GOAL: The entries below are to be written out again without alteration.

Collected data
[Start]
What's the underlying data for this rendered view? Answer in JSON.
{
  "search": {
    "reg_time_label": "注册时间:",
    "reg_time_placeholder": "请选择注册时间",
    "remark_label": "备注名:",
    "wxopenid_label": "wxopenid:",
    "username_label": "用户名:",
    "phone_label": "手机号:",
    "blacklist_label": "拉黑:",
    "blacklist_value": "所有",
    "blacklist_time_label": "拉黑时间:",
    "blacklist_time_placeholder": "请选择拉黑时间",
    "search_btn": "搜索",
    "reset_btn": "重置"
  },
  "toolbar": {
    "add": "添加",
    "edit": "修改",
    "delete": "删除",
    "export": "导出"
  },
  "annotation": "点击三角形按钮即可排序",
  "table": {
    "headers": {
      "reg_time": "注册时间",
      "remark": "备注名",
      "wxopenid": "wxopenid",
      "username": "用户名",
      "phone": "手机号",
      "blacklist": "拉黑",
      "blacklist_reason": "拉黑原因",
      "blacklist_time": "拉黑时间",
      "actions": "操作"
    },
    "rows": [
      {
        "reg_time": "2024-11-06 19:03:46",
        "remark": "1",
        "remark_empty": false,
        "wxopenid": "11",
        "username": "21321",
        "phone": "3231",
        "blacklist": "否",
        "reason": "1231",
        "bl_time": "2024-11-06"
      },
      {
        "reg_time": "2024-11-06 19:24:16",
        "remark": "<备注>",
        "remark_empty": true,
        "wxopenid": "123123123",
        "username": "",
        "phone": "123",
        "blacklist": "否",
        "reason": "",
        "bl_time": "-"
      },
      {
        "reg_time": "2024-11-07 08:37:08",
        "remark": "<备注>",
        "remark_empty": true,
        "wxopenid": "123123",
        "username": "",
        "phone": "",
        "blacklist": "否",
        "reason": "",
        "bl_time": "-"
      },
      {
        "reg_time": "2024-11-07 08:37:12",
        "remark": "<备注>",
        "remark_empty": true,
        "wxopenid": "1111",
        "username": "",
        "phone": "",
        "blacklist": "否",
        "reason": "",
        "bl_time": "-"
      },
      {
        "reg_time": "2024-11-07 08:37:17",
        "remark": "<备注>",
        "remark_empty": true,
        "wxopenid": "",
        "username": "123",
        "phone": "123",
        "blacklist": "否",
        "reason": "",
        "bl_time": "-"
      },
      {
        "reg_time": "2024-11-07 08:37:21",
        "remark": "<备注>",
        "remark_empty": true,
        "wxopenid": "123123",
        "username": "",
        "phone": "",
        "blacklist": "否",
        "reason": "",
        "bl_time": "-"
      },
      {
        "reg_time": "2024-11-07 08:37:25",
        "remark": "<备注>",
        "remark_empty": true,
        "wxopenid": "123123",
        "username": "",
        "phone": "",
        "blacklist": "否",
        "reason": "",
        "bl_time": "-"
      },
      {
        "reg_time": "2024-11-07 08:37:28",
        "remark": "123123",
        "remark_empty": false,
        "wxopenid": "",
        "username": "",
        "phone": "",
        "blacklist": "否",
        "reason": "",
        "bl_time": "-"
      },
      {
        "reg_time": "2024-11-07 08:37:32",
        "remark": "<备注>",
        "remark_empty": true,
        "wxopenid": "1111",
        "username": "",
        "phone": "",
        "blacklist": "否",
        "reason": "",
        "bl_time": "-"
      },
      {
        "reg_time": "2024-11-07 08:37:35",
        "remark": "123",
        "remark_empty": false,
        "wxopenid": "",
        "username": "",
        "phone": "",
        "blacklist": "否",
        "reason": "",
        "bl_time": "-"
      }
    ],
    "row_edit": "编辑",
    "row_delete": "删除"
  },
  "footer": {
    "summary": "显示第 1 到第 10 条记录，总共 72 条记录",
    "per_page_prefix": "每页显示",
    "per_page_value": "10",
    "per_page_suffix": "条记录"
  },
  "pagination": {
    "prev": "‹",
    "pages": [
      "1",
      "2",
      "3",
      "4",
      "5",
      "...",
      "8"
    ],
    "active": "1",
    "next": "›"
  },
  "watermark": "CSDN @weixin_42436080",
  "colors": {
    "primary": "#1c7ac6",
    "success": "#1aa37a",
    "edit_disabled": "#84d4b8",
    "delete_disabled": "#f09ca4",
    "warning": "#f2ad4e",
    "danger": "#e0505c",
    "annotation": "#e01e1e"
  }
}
[End]
SOLUTION TO THIS EXERCISE:
What's the underlying data for this rendered view? Answer in JSON.
{
  "search": {
    "reg_time_label": "注册时间:",
    "reg_time_placeholder": "请选择注册时间",
    "remark_label": "备注名:",
    "wxopenid_label": "wxopenid:",
    "username_label": "用户名:",
    "phone_label": "手机号:",
    "blacklist_label": "拉黑:",
    "blacklist_value": "所有",
    "blacklist_time_label": "拉黑时间:",
    "blacklist_time_placeholder": "请选择拉黑时间",
    "search_btn": "搜索",
    "reset_btn": "重置"
  },
  "toolbar": {
    "add": "添加",
    "edit": "修改",
    "delete": "删除",
    "export": "导出"
  },
  "annotation": "点击三角形按钮即可排序",
  "table": {
    "headers": {
      "reg_time": "注册时间",
      "remark": "备注名",
      "wxopenid": "wxopenid",
      "username": "用户名",
      "phone": "手机号",
      "blacklist": "拉黑",
      "blacklist_reason": "拉黑原因",
      "blacklist_time": "拉黑时间",
      "actions": "操作"
    },
    "rows": [
      {
        "reg_time": "2024-11-06 19:03:46",
        "remark": "1",
        "remark_empty": false,
        "wxopenid": "11",
        "username": "21321",
        "phone": "3231",
        "blacklist": "否",
        "reason": "1231",
        "bl_time": "2024-11-06"
      },
      {
        "reg_time": "2024-11-06 19:24:16",
        "remark": "<备注>",
        "remark_empty": true,
        "wxopenid": "123123123",
        "username": "",
        "phone": "123",
        "blacklist": "否",
        "reason": "",
        "bl_time": "-"
      },
      {
        "reg_time": "2024-11-07 08:37:08",
        "remark": "<备注>",
        "remark_empty": true,
        "wxopenid": "123123",
        "username": "",
        "phone": "",
        "blacklist": "否",
        "reason": "",
        "bl_time": "-"
      },
      {
        "reg_time": "2024-11-07 08:37:12",
        "remark": "<备注>",
        "remark_empty": true,
        "wxopenid": "1111",
        "username": "",
        "phone": "",
        "blacklist": "否",
        "reason": "",
        "bl_time": "-"
      },
      {
        "reg_time": "2024-11-07 08:37:17",
        "remark": "<备注>",
        "remark_empty": true,
        "wxopenid": "",
        "username": "123",
        "phone": "123",
        "blacklist": "否",
        "reason": "",
        "bl_time": "-"
      },
      {
        "reg_time": "2024-11-07 08:37:21",
        "remark": "<备注>",
        "remark_empty": true,
        "wxopenid": "123123",
        "username": "",
        "phone": "",
        "blacklist": "否",
        "reason": "",
        "bl_time": "-"
      },
      {
        "reg_time": "2024-11-07 08:37:25",
        "remark": "<备注>",
        "remark_empty": true,
        "wxopenid": "123123",
        "username": "",
        "phone": "",
        "blacklist": "否",
        "reason": "",
        "bl_time": "-"
      },
      {
        "reg_time": "2024-11-07 08:37:28",
        "remark": "123123",
        "remark_empty": false,
        "wxopenid": "",
        "username": "",
        "phone": "",
        "blacklist": "否",
        "reason": "",
        "bl_time": "-"
      },
      {
        "reg_time": "2024-11-07 08:37:32",
        "remark": "<备注>",
        "remark_empty": true,
        "wxopenid": "1111",
        "username": "",
        "phone": "",
        "blacklist": "否",
        "reason": "",
        "bl_time": "-"
      },
      {
        "reg_time": "2024-11-07 08:37:35",
        "remark": "123",
        "remark_empty": false,
        "wxopenid": "",
        "username": "",
        "phone": "",
        "blacklist": "否",
        "reason": "",
        "bl_time": "-"
      }
    ],
    "row_edit": "编辑",
    "row_delete": "删除"
  },
  "footer": {
    "summary": "显示第 1 到第 10 条记录，总共 72 条记录",
    "per_page_prefix": "每页显示",
    "per_page_value": "10",
    "per_page_suffix": "条记录"
  },
  "pagination": {
    "prev": "‹",
    "pages": [
      "1",
      "2",
      "3",
      "4",
      "5",
      "...",
      "8"
    ],
    "active": "1",
    "next": "›"
  },
  "watermark": "CSDN @weixin_42436080",
  "colors": {
    "primary": "#1c7ac6",
    "success": "#1aa37a",
    "edit_disabled": "#84d4b8",
    "delete_disabled": "#f09ca4",
    "warning": "#f2ad4e",
    "danger": "#e0505c",
    "annotation": "#e01e1e"
  }
}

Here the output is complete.